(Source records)
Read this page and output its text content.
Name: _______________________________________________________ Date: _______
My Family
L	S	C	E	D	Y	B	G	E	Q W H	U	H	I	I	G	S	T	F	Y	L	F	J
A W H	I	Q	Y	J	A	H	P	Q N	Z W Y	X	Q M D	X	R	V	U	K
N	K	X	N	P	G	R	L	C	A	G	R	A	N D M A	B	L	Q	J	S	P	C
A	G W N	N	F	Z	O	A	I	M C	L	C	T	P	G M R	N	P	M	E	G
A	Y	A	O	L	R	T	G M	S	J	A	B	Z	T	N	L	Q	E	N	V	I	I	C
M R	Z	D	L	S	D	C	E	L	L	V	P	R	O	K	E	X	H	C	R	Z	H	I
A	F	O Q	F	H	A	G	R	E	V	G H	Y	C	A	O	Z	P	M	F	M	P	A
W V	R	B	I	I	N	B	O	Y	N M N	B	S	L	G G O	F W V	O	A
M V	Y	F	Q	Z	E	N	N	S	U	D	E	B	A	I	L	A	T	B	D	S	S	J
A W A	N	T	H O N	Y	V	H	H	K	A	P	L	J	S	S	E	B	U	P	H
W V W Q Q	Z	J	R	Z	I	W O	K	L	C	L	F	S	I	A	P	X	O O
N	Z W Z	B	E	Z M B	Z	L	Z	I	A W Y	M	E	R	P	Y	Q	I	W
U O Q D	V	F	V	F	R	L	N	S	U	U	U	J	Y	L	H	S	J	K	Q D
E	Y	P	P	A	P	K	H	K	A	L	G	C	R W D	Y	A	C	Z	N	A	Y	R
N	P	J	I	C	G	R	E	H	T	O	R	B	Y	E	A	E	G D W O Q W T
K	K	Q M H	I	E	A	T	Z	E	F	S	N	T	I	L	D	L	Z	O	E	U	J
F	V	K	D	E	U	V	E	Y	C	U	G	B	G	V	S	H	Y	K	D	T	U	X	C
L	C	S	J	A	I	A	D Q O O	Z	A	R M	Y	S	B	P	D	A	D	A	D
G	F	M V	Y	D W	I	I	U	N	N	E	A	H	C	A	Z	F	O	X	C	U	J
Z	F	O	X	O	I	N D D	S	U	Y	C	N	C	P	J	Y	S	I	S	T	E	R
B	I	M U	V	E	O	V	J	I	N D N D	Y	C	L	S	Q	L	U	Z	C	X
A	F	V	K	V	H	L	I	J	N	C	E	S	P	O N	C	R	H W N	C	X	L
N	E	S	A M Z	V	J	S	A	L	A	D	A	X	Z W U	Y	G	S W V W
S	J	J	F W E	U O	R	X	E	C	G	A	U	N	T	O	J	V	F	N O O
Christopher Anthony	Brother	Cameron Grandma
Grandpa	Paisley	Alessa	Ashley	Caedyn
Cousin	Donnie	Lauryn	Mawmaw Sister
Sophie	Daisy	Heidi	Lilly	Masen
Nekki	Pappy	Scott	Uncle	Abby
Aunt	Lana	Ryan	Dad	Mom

Problem details: Return the listing above word for word.

Reply to the exercise:
Read this page and output its text content.
Name: _______________________________________________________ Date: _______
My Family
L	S	C	E	D	Y	B	G	E	Q W H	U	H	I	I	G	S	T	F	Y	L	F	J
A W H	I	Q	Y	J	A	H	P	Q N	Z W Y	X	Q M D	X	R	V	U	K
N	K	X	N	P	G	R	L	C	A	G	R	A	N D M A	B	L	Q	J	S	P	C
A	G W N	N	F	Z	O	A	I	M C	L	C	T	P	G M R	N	P	M	E	G
A	Y	A	O	L	R	T	G M	S	J	A	B	Z	T	N	L	Q	E	N	V	I	I	C
M R	Z	D	L	S	D	C	E	L	L	V	P	R	O	K	E	X	H	C	R	Z	H	I
A	F	O Q	F	H	A	G	R	E	V	G H	Y	C	A	O	Z	P	M	F	M	P	A
W V	R	B	I	I	N	B	O	Y	N M N	B	S	L	G G O	F W V	O	A
M V	Y	F	Q	Z	E	N	N	S	U	D	E	B	A	I	L	A	T	B	D	S	S	J
A W A	N	T	H O N	Y	V	H	H	K	A	P	L	J	S	S	E	B	U	P	H
W V W Q Q	Z	J	R	Z	I	W O	K	L	C	L	F	S	I	A	P	X	O O
N	Z W Z	B	E	Z M B	Z	L	Z	I	A W Y	M	E	R	P	Y	Q	I	W
U O Q D	V	F	V	F	R	L	N	S	U	U	U	J	Y	L	H	S	J	K	Q D
E	Y	P	P	A	P	K	H	K	A	L	G	C	R W D	Y	A	C	Z	N	A	Y	R
N	P	J	I	C	G	R	E	H	T	O	R	B	Y	E	A	E	G D W O Q W T
K	K	Q M H	I	E	A	T	Z	E	F	S	N	T	I	L	D	L	Z	O	E	U	J
F	V	K	D	E	U	V	E	Y	C	U	G	B	G	V	S	H	Y	K	D	T	U	X	C
L	C	S	J	A	I	A	D Q O O	Z	A	R M	Y	S	B	P	D	A	D	A	D
G	F	M V	Y	D W	I	I	U	N	N	E	A	H	C	A	Z	F	O	X	C	U	J
Z	F	O	X	O	I	N D D	S	U	Y	C	N	C	P	J	Y	S	I	S	T	E	R
B	I	M U	V	E	O	V	J	I	N D N D	Y	C	L	S	Q	L	U	Z	C	X
A	F	V	K	V	H	L	I	J	N	C	E	S	P	O N	C	R	H W N	C	X	L
N	E	S	A M Z	V	J	S	A	L	A	D	A	X	Z W U	Y	G	S W V W
S	J	J	F W E	U O	R	X	E	C	G	A	U	N	T	O	J	V	F	N O O
Christopher Anthony	Brother	Cameron Grandma
Grandpa	Paisley	Alessa	Ashley	Caedyn
Cousin	Donnie	Lauryn	Mawmaw Sister
Sophie	Daisy	Heidi	Lilly	Masen
Nekki	Pappy	Scott	Uncle	Abby
Aunt	Lana	Ryan	Dad	Mom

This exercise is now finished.